-------- MATERIAL FOR THIS EXERCISE
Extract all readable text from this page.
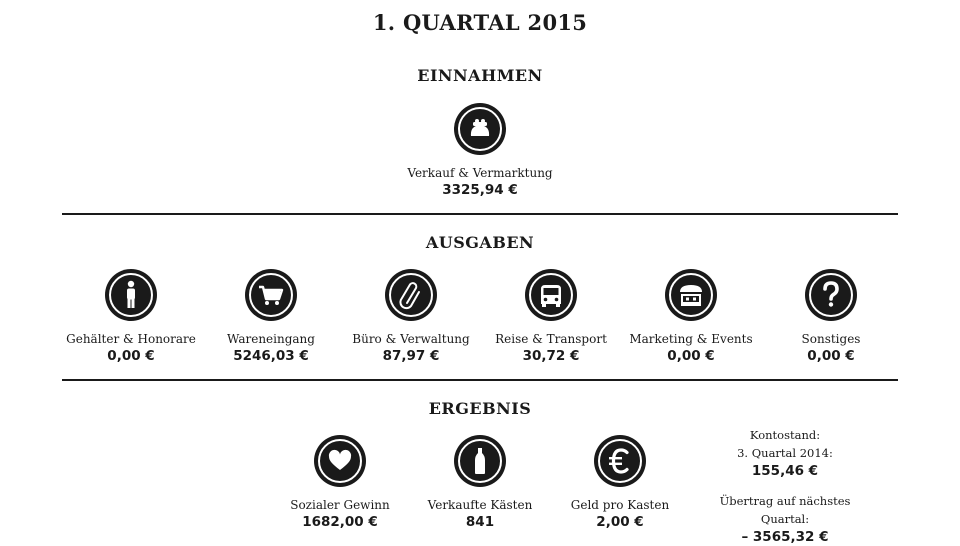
1. QUARTAL 2015
EINNAHMEN
Verkauf & Vermarktung
3325,94 €
AUSGABEN
Gehälter & Honorare
0,00 €
Wareneingang
5246,03 €
Büro & Verwaltung
87,97 €
Reise & Transport
30,72 €
Marketing & Events
0,00 €
Sonstiges
0,00 €
ERGEBNIS
Sozialer Gewinn
1682,00 €
Verkaufte Kästen
841
Geld pro Kasten
2,00 €
Kontostand:
3. Quartal 2014:
155,46 €
Übertrag auf nächstes Quartal:
– 3565,32 €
----------------
[TASK BRIEF] Your copy of the data should match it exactly, except that pictures are left out.

[RESULT FOR THIS TASK]
Extract all readable text from this page.
1. QUARTAL 2015
EINNAHMEN
Verkauf & Vermarktung
3325,94 €
AUSGABEN
Gehälter & Honorare
0,00 €
Wareneingang
5246,03 €
Büro & Verwaltung
87,97 €
Reise & Transport
30,72 €
Marketing & Events
0,00 €
Sonstiges
0,00 €
ERGEBNIS
Sozialer Gewinn
1682,00 €
Verkaufte Kästen
841
Geld pro Kasten
2,00 €
Kontostand:
3. Quartal 2014:
155,46 €
Übertrag auf nächstes Quartal:
– 3565,32 €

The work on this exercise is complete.